Short problem
Reproduce all of the material exactly as shown.

Material provided
---------------

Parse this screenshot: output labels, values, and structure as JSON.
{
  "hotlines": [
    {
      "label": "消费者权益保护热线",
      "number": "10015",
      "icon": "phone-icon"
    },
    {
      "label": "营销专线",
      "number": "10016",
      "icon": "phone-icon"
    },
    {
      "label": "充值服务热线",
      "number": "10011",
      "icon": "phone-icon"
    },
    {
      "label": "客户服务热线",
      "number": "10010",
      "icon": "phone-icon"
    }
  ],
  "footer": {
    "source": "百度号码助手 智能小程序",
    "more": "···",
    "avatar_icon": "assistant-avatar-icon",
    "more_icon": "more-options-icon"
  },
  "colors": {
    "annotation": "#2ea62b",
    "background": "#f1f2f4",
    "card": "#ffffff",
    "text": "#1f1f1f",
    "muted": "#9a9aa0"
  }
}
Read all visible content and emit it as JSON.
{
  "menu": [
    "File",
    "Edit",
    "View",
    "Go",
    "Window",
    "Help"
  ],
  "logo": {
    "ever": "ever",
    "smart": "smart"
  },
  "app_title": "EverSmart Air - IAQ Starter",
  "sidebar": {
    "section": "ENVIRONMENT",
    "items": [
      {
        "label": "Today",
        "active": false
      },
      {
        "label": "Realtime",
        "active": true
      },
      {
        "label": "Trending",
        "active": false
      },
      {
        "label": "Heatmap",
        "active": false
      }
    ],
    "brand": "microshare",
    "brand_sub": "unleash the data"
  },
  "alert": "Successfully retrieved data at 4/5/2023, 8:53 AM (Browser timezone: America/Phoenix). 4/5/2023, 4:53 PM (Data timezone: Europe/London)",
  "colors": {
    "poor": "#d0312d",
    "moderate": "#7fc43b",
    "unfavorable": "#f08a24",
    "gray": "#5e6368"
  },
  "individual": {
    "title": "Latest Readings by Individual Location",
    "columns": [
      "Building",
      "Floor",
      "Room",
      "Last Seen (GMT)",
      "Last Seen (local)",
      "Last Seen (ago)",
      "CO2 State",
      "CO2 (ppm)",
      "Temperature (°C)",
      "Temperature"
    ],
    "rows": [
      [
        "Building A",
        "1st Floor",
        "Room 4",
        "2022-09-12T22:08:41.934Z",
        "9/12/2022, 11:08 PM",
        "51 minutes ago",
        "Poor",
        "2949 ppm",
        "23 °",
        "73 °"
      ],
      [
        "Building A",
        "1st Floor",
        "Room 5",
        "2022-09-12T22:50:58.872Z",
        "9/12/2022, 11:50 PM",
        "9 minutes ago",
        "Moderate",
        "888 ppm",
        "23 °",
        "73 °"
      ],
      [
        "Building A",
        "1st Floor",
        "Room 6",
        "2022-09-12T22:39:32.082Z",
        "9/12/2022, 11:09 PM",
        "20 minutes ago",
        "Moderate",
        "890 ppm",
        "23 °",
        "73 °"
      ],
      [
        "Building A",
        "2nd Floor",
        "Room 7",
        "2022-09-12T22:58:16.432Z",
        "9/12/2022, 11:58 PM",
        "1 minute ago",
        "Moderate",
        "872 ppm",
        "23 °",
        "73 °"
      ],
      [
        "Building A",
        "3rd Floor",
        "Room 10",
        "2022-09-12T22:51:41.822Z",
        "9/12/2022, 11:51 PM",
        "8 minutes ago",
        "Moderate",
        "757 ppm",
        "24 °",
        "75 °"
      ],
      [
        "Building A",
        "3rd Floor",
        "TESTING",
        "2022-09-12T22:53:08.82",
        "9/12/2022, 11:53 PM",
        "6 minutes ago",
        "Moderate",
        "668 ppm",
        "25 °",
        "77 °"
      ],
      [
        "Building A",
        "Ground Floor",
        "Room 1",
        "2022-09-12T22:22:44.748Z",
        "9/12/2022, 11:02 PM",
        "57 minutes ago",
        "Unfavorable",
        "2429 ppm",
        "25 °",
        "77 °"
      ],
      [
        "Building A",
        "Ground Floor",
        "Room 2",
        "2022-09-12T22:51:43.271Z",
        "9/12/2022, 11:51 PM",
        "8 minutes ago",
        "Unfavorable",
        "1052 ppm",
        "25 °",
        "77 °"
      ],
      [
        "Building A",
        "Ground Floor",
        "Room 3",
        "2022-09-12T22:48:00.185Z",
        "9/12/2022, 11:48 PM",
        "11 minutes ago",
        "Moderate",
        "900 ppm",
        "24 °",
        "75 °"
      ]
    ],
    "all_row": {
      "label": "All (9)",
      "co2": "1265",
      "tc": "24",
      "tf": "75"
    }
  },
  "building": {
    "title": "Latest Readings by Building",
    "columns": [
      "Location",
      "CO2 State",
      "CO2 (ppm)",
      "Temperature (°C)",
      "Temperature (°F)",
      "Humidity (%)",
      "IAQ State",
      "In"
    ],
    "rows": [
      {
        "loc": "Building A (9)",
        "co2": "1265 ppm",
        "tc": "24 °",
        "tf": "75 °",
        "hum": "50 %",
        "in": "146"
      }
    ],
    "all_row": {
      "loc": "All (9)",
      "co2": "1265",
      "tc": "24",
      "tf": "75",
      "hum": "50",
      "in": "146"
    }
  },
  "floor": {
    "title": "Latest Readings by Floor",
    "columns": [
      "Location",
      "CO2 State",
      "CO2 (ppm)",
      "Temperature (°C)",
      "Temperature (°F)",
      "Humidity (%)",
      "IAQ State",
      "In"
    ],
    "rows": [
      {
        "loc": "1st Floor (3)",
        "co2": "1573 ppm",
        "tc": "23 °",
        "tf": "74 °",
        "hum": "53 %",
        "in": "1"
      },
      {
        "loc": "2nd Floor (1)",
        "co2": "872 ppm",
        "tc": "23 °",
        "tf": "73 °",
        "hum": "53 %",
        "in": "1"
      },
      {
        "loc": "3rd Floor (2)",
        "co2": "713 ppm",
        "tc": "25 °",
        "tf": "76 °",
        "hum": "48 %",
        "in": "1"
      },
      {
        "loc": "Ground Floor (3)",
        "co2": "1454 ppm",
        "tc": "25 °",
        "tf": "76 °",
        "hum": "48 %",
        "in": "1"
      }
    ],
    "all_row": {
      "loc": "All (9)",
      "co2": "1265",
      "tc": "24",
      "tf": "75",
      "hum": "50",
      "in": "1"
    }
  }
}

---------------

Correct output
Parse this screenshot: output labels, values, and structure as JSON.
{
  "hotlines": [
    {
      "label": "消费者权益保护热线",
      "number": "10015",
      "icon": "phone-icon"
    },
    {
      "label": "营销专线",
      "number": "10016",
      "icon": "phone-icon"
    },
    {
      "label": "充值服务热线",
      "number": "10011",
      "icon": "phone-icon"
    },
    {
      "label": "客户服务热线",
      "number": "10010",
      "icon": "phone-icon"
    }
  ],
  "footer": {
    "source": "百度号码助手 智能小程序",
    "more": "···",
    "avatar_icon": "assistant-avatar-icon",
    "more_icon": "more-options-icon"
  },
  "colors": {
    "annotation": "#2ea62b",
    "background": "#f1f2f4",
    "card": "#ffffff",
    "text": "#1f1f1f",
    "muted": "#9a9aa0"
  }
}
Read all visible content and emit it as JSON.
{
  "menu": [
    "File",
    "Edit",
    "View",
    "Go",
    "Window",
    "Help"
  ],
  "logo": {
    "ever": "ever",
    "smart": "smart"
  },
  "app_title": "EverSmart Air - IAQ Starter",
  "sidebar": {
    "section": "ENVIRONMENT",
    "items": [
      {
        "label": "Today",
        "active": false
      },
      {
        "label": "Realtime",
        "active": true
      },
      {
        "label": "Trending",
        "active": false
      },
      {
        "label": "Heatmap",
        "active": false
      }
    ],
    "brand": "microshare",
    "brand_sub": "unleash the data"
  },
  "alert": "Successfully retrieved data at 4/5/2023, 8:53 AM (Browser timezone: America/Phoenix). 4/5/2023, 4:53 PM (Data timezone: Europe/London)",
  "colors": {
    "poor": "#d0312d",
    "moderate": "#7fc43b",
    "unfavorable": "#f08a24",
    "gray": "#5e6368"
  },
  "individual": {
    "title": "Latest Readings by Individual Location",
    "columns": [
      "Building",
      "Floor",
      "Room",
      "Last Seen (GMT)",
      "Last Seen (local)",
      "Last Seen (ago)",
      "CO2 State",
      "CO2 (ppm)",
      "Temperature (°C)",
      "Temperature"
    ],
    "rows": [
      [
        "Building A",
        "1st Floor",
        "Room 4",
        "2022-09-12T22:08:41.934Z",
        "9/12/2022, 11:08 PM",
        "51 minutes ago",
        "Poor",
        "2949 ppm",
        "23 °",
        "73 °"
      ],
      [
        "Building A",
        "1st Floor",
        "Room 5",
        "2022-09-12T22:50:58.872Z",
        "9/12/2022, 11:50 PM",
        "9 minutes ago",
        "Moderate",
        "888 ppm",
        "23 °",
        "73 °"
      ],
      [
        "Building A",
        "1st Floor",
        "Room 6",
        "2022-09-12T22:39:32.082Z",
        "9/12/2022, 11:09 PM",
        "20 minutes ago",
        "Moderate",
        "890 ppm",
        "23 °",
        "73 °"
      ],
      [
        "Building A",
        "2nd Floor",
        "Room 7",
        "2022-09-12T22:58:16.432Z",
        "9/12/2022, 11:58 PM",
        "1 minute ago",
        "Moderate",
        "872 ppm",
        "23 °",
        "73 °"
      ],
      [
        "Building A",
        "3rd Floor",
        "Room 10",
        "2022-09-12T22:51:41.822Z",
        "9/12/2022, 11:51 PM",
        "8 minutes ago",
        "Moderate",
        "757 ppm",
        "24 °",
        "75 °"
      ],
      [
        "Building A",
        "3rd Floor",
        "TESTING",
        "2022-09-12T22:53:08.82",
        "9/12/2022, 11:53 PM",
        "6 minutes ago",
        "Moderate",
        "668 ppm",
        "25 °",
        "77 °"
      ],
      [
        "Building A",
        "Ground Floor",
        "Room 1",
        "2022-09-12T22:22:44.748Z",
        "9/12/2022, 11:02 PM",
        "57 minutes ago",
        "Unfavorable",
        "2429 ppm",
        "25 °",
        "77 °"
      ],
      [
        "Building A",
        "Ground Floor",
        "Room 2",
        "2022-09-12T22:51:43.271Z",
        "9/12/2022, 11:51 PM",
        "8 minutes ago",
        "Unfavorable",
        "1052 ppm",
        "25 °",
        "77 °"
      ],
      [
        "Building A",
        "Ground Floor",
        "Room 3",
        "2022-09-12T22:48:00.185Z",
        "9/12/2022, 11:48 PM",
        "11 minutes ago",
        "Moderate",
        "900 ppm",
        "24 °",
        "75 °"
      ]
    ],
    "all_row": {
      "label": "All (9)",
      "co2": "1265",
      "tc": "24",
      "tf": "75"
    }
  },
  "building": {
    "title": "Latest Readings by Building",
    "columns": [
      "Location",
      "CO2 State",
      "CO2 (ppm)",
      "Temperature (°C)",
      "Temperature (°F)",
      "Humidity (%)",
      "IAQ State",
      "In"
    ],
    "rows": [
      {
        "loc": "Building A (9)",
        "co2": "1265 ppm",
        "tc": "24 °",
        "tf": "75 °",
        "hum": "50 %",
        "in": "146"
      }
    ],
    "all_row": {
      "loc": "All (9)",
      "co2": "1265",
      "tc": "24",
      "tf": "75",
      "hum": "50",
      "in": "146"
    }
  },
  "floor": {
    "title": "Latest Readings by Floor",
    "columns": [
      "Location",
      "CO2 State",
      "CO2 (ppm)",
      "Temperature (°C)",
      "Temperature (°F)",
      "Humidity (%)",
      "IAQ State",
      "In"
    ],
    "rows": [
      {
        "loc": "1st Floor (3)",
        "co2": "1573 ppm",
        "tc": "23 °",
        "tf": "74 °",
        "hum": "53 %",
        "in": "1"
      },
      {
        "loc": "2nd Floor (1)",
        "co2": "872 ppm",
        "tc": "23 °",
        "tf": "73 °",
        "hum": "53 %",
        "in": "1"
      },
      {
        "loc": "3rd Floor (2)",
        "co2": "713 ppm",
        "tc": "25 °",
        "tf": "76 °",
        "hum": "48 %",
        "in": "1"
      },
      {
        "loc": "Ground Floor (3)",
        "co2": "1454 ppm",
        "tc": "25 °",
        "tf": "76 °",
        "hum": "48 %",
        "in": "1"
      }
    ],
    "all_row": {
      "loc": "All (9)",
      "co2": "1265",
      "tc": "24",
      "tf": "75",
      "hum": "50",
      "in": "1"
    }
  }
}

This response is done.